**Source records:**
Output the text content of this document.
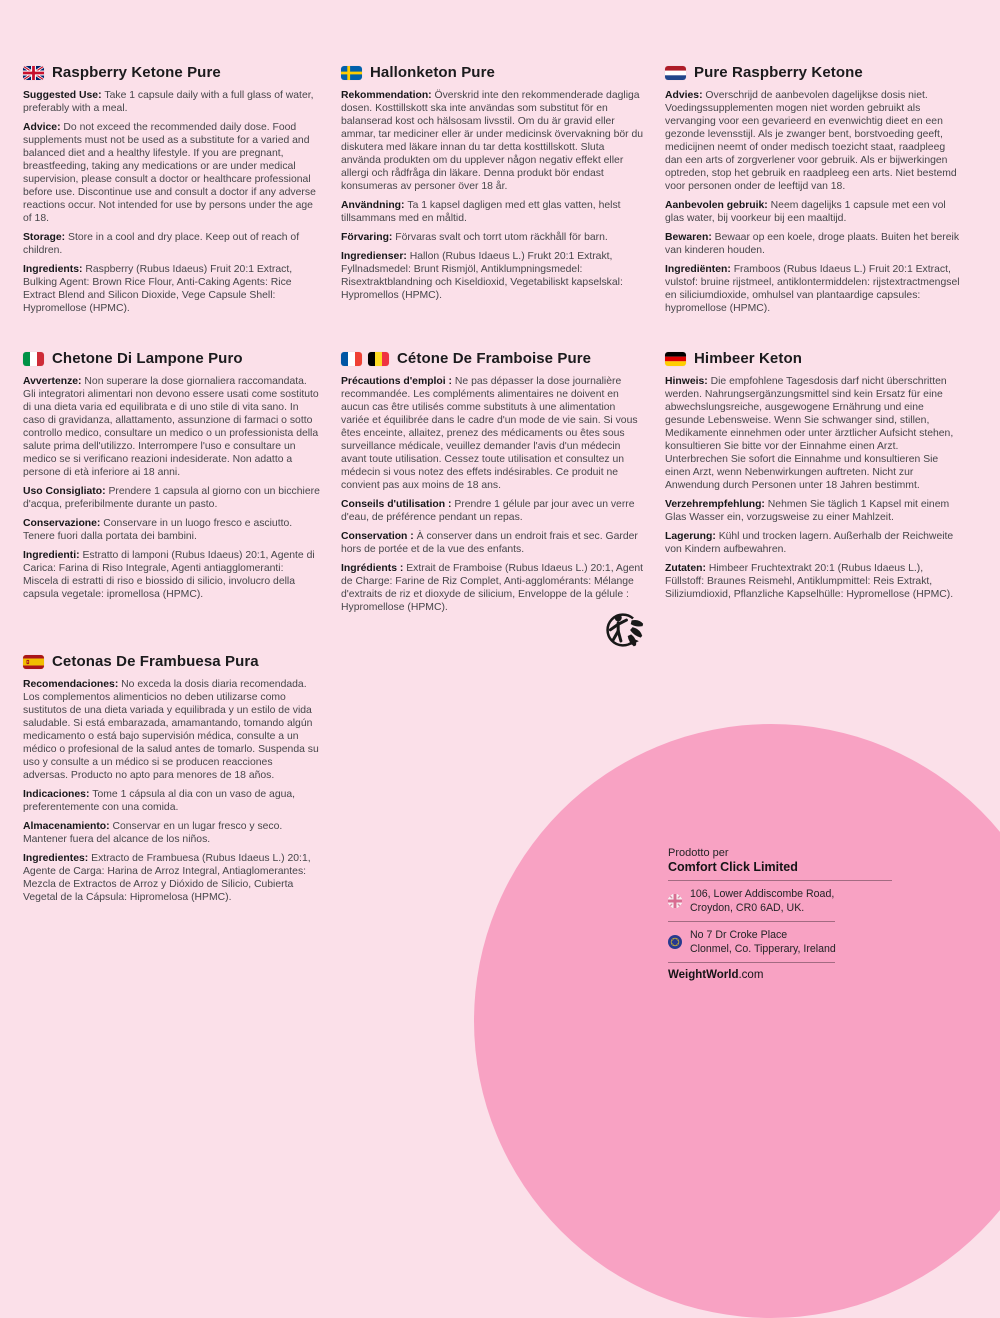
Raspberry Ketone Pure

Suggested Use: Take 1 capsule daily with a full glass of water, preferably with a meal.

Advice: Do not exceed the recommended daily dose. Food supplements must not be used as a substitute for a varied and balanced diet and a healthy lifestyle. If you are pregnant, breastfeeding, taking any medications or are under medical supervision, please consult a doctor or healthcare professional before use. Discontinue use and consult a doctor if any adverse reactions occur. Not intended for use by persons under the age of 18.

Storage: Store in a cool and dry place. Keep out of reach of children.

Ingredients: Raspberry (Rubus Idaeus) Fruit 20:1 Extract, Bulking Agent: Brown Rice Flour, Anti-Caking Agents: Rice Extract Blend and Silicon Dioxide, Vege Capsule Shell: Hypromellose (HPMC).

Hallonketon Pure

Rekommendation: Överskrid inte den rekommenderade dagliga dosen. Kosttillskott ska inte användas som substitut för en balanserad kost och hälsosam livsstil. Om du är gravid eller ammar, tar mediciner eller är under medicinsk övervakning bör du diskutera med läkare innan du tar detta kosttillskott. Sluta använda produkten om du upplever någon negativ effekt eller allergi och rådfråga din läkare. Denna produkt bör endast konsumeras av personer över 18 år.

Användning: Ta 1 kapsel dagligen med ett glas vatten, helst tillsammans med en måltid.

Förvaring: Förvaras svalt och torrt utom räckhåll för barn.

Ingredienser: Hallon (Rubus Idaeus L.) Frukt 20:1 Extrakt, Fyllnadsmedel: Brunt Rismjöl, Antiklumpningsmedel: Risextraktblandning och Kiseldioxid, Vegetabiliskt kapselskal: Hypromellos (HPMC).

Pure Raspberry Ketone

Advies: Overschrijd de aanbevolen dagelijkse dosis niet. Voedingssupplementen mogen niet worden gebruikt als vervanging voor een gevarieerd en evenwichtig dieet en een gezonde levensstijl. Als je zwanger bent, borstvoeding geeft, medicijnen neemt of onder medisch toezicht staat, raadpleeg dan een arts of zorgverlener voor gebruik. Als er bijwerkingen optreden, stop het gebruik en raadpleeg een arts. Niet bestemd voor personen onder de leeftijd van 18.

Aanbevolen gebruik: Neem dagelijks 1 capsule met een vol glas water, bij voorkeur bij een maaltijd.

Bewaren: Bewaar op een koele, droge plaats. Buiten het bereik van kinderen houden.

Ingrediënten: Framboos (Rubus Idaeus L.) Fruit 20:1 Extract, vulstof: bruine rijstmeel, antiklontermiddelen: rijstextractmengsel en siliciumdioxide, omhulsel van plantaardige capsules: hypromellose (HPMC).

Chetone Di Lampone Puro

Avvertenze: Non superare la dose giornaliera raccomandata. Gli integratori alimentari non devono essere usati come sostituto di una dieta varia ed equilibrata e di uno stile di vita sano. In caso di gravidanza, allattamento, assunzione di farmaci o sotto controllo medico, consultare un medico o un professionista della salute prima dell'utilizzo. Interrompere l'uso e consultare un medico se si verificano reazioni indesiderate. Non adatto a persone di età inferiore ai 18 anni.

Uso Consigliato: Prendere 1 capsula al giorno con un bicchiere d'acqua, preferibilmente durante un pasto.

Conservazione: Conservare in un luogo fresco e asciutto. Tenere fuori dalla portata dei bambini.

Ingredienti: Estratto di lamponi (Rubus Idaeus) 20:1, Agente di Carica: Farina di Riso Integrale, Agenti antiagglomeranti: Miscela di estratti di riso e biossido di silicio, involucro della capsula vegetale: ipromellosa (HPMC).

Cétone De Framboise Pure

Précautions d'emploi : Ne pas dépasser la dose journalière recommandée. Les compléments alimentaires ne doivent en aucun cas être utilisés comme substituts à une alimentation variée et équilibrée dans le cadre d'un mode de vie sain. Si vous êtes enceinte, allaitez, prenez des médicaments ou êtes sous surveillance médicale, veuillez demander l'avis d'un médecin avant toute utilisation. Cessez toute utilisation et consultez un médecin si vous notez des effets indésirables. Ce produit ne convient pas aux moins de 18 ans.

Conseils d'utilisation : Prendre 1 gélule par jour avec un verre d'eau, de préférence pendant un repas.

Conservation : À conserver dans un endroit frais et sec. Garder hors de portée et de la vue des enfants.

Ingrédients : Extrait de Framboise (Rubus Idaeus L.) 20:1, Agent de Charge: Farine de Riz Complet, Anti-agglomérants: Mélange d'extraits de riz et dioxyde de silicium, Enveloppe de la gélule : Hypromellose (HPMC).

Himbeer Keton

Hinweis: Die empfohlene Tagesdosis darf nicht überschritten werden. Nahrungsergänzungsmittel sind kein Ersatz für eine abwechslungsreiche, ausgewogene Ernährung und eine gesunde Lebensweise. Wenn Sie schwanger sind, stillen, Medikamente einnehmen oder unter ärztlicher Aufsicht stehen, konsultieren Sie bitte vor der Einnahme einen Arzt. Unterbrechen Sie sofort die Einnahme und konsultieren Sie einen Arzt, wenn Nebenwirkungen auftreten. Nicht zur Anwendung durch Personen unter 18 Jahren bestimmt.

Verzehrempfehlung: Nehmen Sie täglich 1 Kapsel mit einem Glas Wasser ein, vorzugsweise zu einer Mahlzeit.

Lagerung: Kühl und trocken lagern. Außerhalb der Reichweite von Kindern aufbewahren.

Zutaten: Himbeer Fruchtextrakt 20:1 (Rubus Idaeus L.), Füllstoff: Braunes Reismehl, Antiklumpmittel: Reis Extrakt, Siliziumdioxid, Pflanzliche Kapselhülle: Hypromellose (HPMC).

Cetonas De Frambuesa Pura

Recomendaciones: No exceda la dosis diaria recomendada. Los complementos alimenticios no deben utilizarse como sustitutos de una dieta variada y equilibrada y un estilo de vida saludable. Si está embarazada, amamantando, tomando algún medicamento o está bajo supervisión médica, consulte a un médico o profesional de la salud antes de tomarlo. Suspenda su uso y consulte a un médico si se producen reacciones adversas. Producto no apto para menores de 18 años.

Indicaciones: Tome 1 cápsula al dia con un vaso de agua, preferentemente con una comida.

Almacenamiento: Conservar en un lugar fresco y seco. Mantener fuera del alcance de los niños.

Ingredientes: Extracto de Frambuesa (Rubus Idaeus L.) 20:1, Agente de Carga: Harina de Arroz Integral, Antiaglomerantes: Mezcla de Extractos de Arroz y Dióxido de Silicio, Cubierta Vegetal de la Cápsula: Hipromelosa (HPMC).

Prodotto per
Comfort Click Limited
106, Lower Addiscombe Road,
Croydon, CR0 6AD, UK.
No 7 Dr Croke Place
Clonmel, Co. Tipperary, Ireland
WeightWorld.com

**What is needed:** The word "Himbeer" may occur in lines of the records. Report how many such lines there are, giving only the number.

**Written reply:** 2